Stated exercise. Collect every line in the records below that contains the word "What".

Provided data.
———

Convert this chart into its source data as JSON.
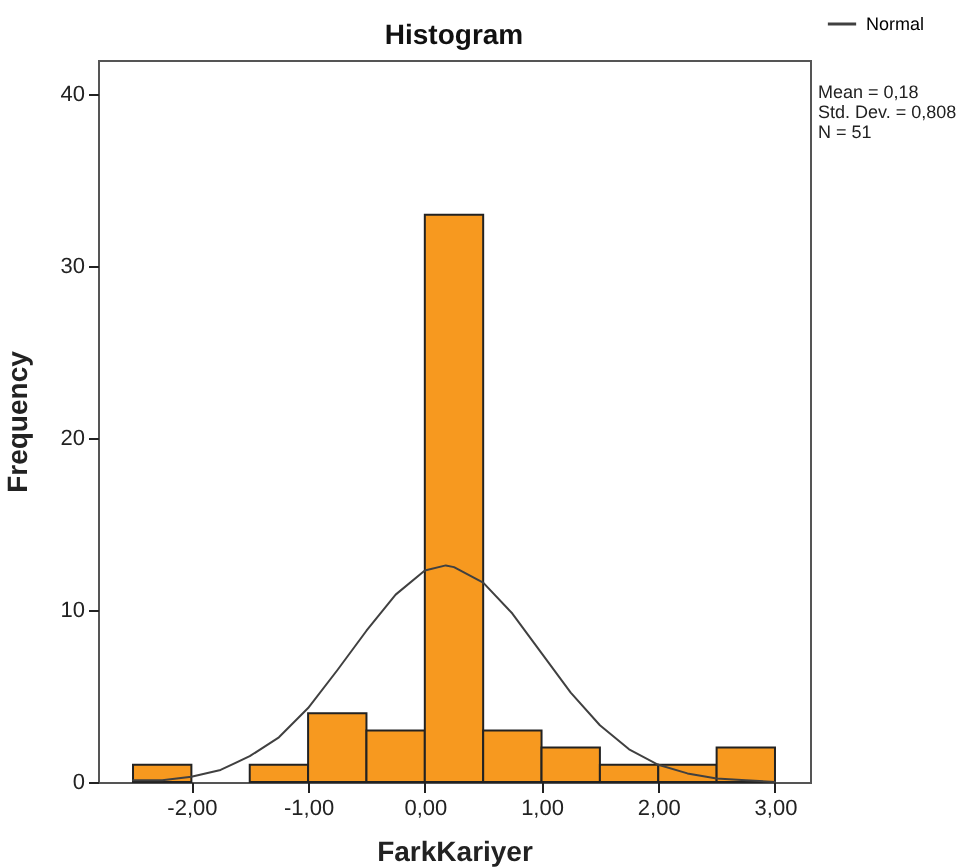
{
  "chart_data": {
    "type": "histogram",
    "title": "Histogram",
    "xlabel": "FarkKariyer",
    "ylabel": "Frequency",
    "bins": [
      -2.5,
      -2,
      -1.5,
      -1,
      -0.5,
      0,
      0.5,
      1,
      1.5,
      2,
      2.5,
      3
    ],
    "values": [
      1,
      0,
      1,
      4,
      3,
      33,
      3,
      2,
      1,
      1,
      2
    ],
    "color": "#f7991f",
    "series": [
      {
        "type": "line",
        "name": "Normal",
        "color": "#404040",
        "x": [
          -2.5,
          -2.25,
          -2,
          -1.75,
          -1.5,
          -1.25,
          -1,
          -0.75,
          -0.5,
          -0.25,
          0,
          0.18,
          0.25,
          0.5,
          0.75,
          1,
          1.25,
          1.5,
          1.75,
          2,
          2.25,
          2.5,
          2.75,
          3
        ],
        "values": [
          0.1,
          0.1,
          0.3,
          0.7,
          1.5,
          2.6,
          4.3,
          6.5,
          8.8,
          10.9,
          12.3,
          12.6,
          12.5,
          11.6,
          9.8,
          7.5,
          5.2,
          3.3,
          1.9,
          1.0,
          0.5,
          0.2,
          0.1,
          0
        ]
      }
    ],
    "xlim": [
      -2.8,
      3.3
    ],
    "xticks": [
      {
        "value": -2,
        "label": "-2,00"
      },
      {
        "value": -1,
        "label": "-1,00"
      },
      {
        "value": 0,
        "label": "0,00"
      },
      {
        "value": 1,
        "label": "1,00"
      },
      {
        "value": 2,
        "label": "2,00"
      },
      {
        "value": 3,
        "label": "3,00"
      }
    ],
    "ylim": [
      0,
      42
    ],
    "yticks": [
      0,
      10,
      20,
      30,
      40
    ],
    "grid": false,
    "legend": "top right",
    "marker": "none",
    "line_style": "solid",
    "annotations": [
      "Mean = 0,18",
      "Std. Dev. = 0,808",
      "N = 51"
    ]
  }
}
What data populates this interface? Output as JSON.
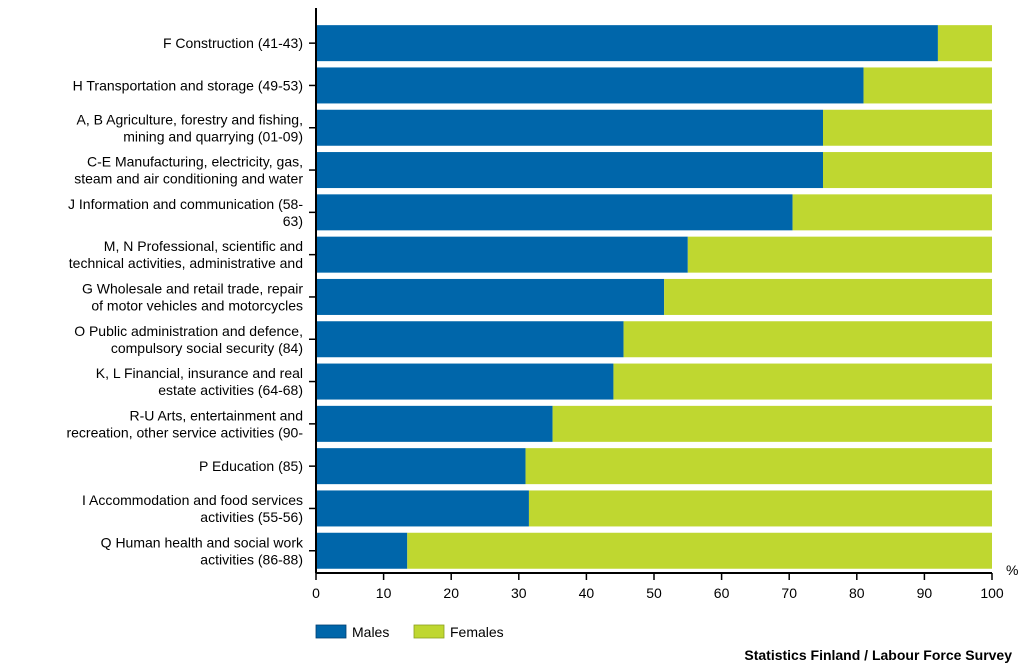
{
  "chart_data": {
    "type": "bar",
    "orientation": "horizontal",
    "stacked": true,
    "categories": [
      [
        "F Construction (41-43)"
      ],
      [
        "H Transportation and storage (49-53)"
      ],
      [
        "A, B Agriculture, forestry and fishing,",
        "mining and quarrying (01-09)"
      ],
      [
        "C-E Manufacturing, electricity, gas,",
        "steam and air conditioning and water"
      ],
      [
        "J Information and communication (58-",
        "63)"
      ],
      [
        "M, N Professional, scientific and",
        "technical activities, administrative and"
      ],
      [
        "G Wholesale and retail trade, repair",
        "of motor vehicles and motorcycles"
      ],
      [
        "O Public administration and defence,",
        "compulsory social security (84)"
      ],
      [
        "K, L Financial, insurance and real",
        "estate activities (64-68)"
      ],
      [
        "R-U Arts, entertainment and",
        "recreation, other service activities (90-"
      ],
      [
        "P Education (85)"
      ],
      [
        "I Accommodation and food services",
        "activities (55-56)"
      ],
      [
        "Q Human health and social work",
        "activities (86-88)"
      ]
    ],
    "series": [
      {
        "name": "Males",
        "color": "#0066aa",
        "values": [
          92,
          81,
          75,
          75,
          70.5,
          55,
          51.5,
          45.5,
          44,
          35,
          31,
          31.5,
          13.5
        ]
      },
      {
        "name": "Females",
        "color": "#bfd730",
        "values": [
          8,
          19,
          25,
          25,
          29.5,
          45,
          48.5,
          54.5,
          56,
          65,
          69,
          68.5,
          86.5
        ]
      }
    ],
    "xlim": [
      0,
      100
    ],
    "xticks": [
      0,
      10,
      20,
      30,
      40,
      50,
      60,
      70,
      80,
      90,
      100
    ],
    "x_unit": "%",
    "legend_position": "bottom-left",
    "grid": false
  },
  "source": "Statistics Finland / Labour Force Survey"
}
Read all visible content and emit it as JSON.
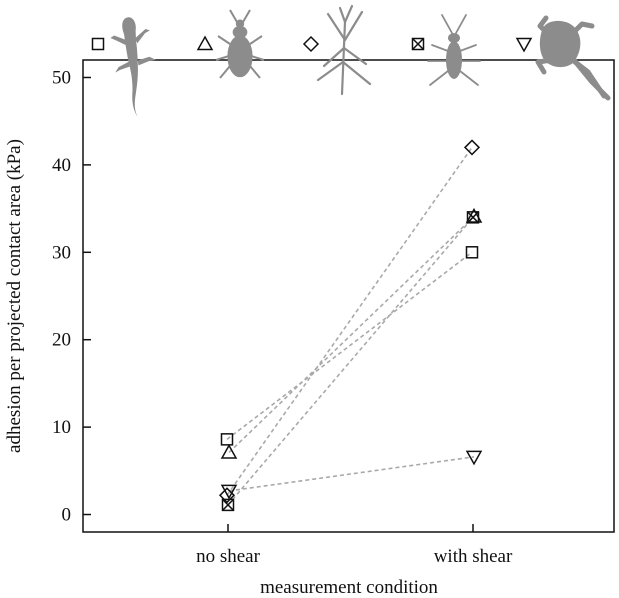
{
  "chart_data": {
    "type": "scatter",
    "xlabel": "measurement condition",
    "ylabel": "adhesion per projected contact area (kPa)",
    "categories": [
      "no shear",
      "with shear"
    ],
    "ylim": [
      -2,
      52
    ],
    "yticks": [
      0,
      10,
      20,
      30,
      40,
      50
    ],
    "grid": false,
    "series": [
      {
        "marker": "square",
        "animal": "gecko",
        "values": [
          8.6,
          30.0
        ]
      },
      {
        "marker": "triangle-up",
        "animal": "beetle",
        "values": [
          7.1,
          34.1
        ]
      },
      {
        "marker": "diamond",
        "animal": "stick insect",
        "values": [
          2.2,
          42.0
        ]
      },
      {
        "marker": "square-x",
        "animal": "cockroach",
        "values": [
          1.1,
          34.0
        ]
      },
      {
        "marker": "triangle-down",
        "animal": "tree frog",
        "values": [
          2.7,
          6.6
        ]
      }
    ],
    "connector_style": "dashed-grey"
  }
}
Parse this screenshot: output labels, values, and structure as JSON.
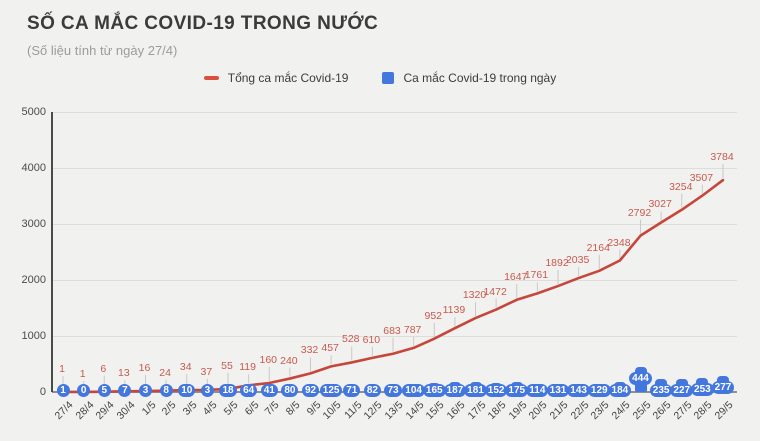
{
  "header": {
    "title": "SỐ CA MẮC COVID-19 TRONG NƯỚC",
    "subtitle": "(Số liệu tính từ ngày 27/4)"
  },
  "legend": [
    {
      "label": "Tổng ca mắc Covid-19",
      "shape": "dash",
      "color": "#d9503f"
    },
    {
      "label": "Ca mắc Covid-19 trong ngày",
      "shape": "square",
      "color": "#4377dd"
    }
  ],
  "colors": {
    "background": "#f1f1f0",
    "line_series": "#c5473b",
    "line_labels": "#c85a4d",
    "bar_series": "#4377dd",
    "bar_label_text": "#ffffff",
    "gridline": "#dedddc",
    "x_axis": "#8f8f8f",
    "y_axis": "#4a4a4a",
    "tick_text": "#4b4b4b"
  },
  "chart_data": {
    "type": "combo",
    "title": "SỐ CA MẮC COVID-19 TRONG NƯỚC",
    "subtitle": "(Số liệu tính từ ngày 27/4)",
    "categories": [
      "27/4",
      "28/4",
      "29/4",
      "30/4",
      "1/5",
      "2/5",
      "3/5",
      "4/5",
      "5/5",
      "6/5",
      "7/5",
      "8/5",
      "9/5",
      "10/5",
      "11/5",
      "12/5",
      "13/5",
      "14/5",
      "15/5",
      "16/5",
      "17/5",
      "18/5",
      "19/5",
      "20/5",
      "21/5",
      "22/5",
      "23/5",
      "24/5",
      "25/5",
      "26/5",
      "27/5",
      "28/5",
      "29/5"
    ],
    "series": [
      {
        "name": "Tổng ca mắc Covid-19",
        "type": "line",
        "color": "#c5473b",
        "values": [
          1,
          1,
          6,
          13,
          16,
          24,
          34,
          37,
          55,
          119,
          160,
          240,
          332,
          457,
          528,
          610,
          683,
          787,
          952,
          1139,
          1320,
          1472,
          1647,
          1761,
          1892,
          2035,
          2164,
          2348,
          2792,
          3027,
          3254,
          3507,
          3784
        ]
      },
      {
        "name": "Ca mắc Covid-19 trong ngày",
        "type": "bar",
        "color": "#4377dd",
        "values": [
          1,
          0,
          5,
          7,
          3,
          8,
          10,
          3,
          18,
          64,
          41,
          80,
          92,
          125,
          71,
          82,
          73,
          104,
          165,
          187,
          181,
          152,
          175,
          114,
          131,
          143,
          129,
          184,
          444,
          235,
          227,
          253,
          277
        ]
      }
    ],
    "xlabel": "",
    "ylabel": "",
    "ylim": [
      0,
      5000
    ],
    "yticks": [
      0,
      1000,
      2000,
      3000,
      4000,
      5000
    ],
    "grid": true,
    "legend_position": "top-center",
    "data_labels": true
  }
}
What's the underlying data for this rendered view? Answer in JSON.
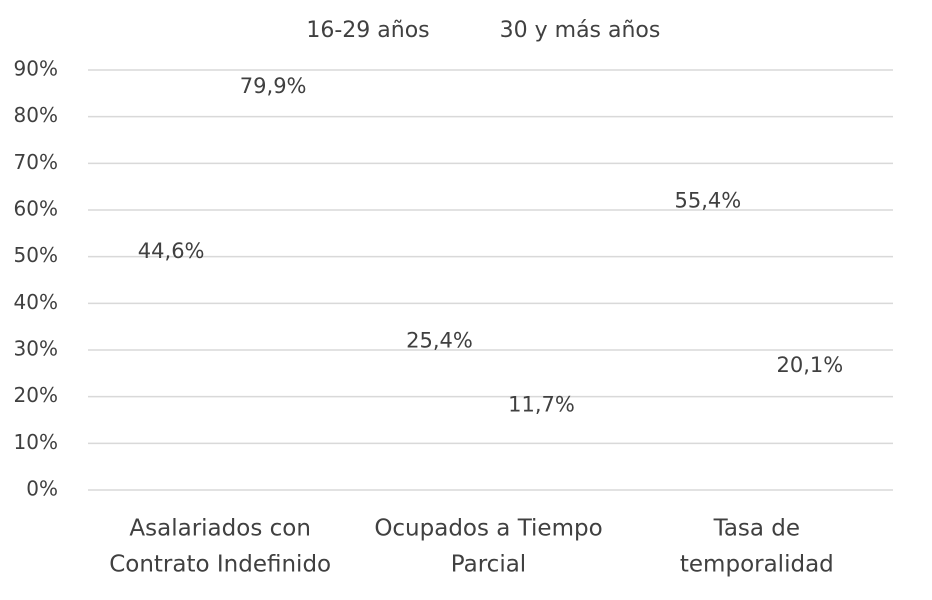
{
  "chart_data": {
    "type": "bar",
    "categories": [
      [
        "Asalariados con",
        "Contrato Indefinido"
      ],
      [
        "Ocupados a Tiempo",
        "Parcial"
      ],
      [
        "Tasa de",
        "temporalidad"
      ]
    ],
    "series": [
      {
        "name": "16-29 años",
        "color": "none",
        "values": [
          44.6,
          25.4,
          55.4
        ],
        "value_labels": [
          "44,6%",
          "25,4%",
          "55,4%"
        ]
      },
      {
        "name": "30 y más años",
        "color": "none",
        "values": [
          79.9,
          11.7,
          20.1
        ],
        "value_labels": [
          "79,9%",
          "11,7%",
          "20,1%"
        ]
      }
    ],
    "ylim": [
      0,
      90
    ],
    "yticks": [
      {
        "value": 0,
        "label": "0%"
      },
      {
        "value": 10,
        "label": "10%"
      },
      {
        "value": 20,
        "label": "20%"
      },
      {
        "value": 30,
        "label": "30%"
      },
      {
        "value": 40,
        "label": "40%"
      },
      {
        "value": 50,
        "label": "50%"
      },
      {
        "value": 60,
        "label": "60%"
      },
      {
        "value": 70,
        "label": "70%"
      },
      {
        "value": 80,
        "label": "80%"
      },
      {
        "value": 90,
        "label": "90%"
      }
    ],
    "grid": true,
    "legend": "top"
  }
}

———

Answer to the problem.
What data populates this interface? Output as JSON.
What's the underlying data for this rendered view? Answer in JSON.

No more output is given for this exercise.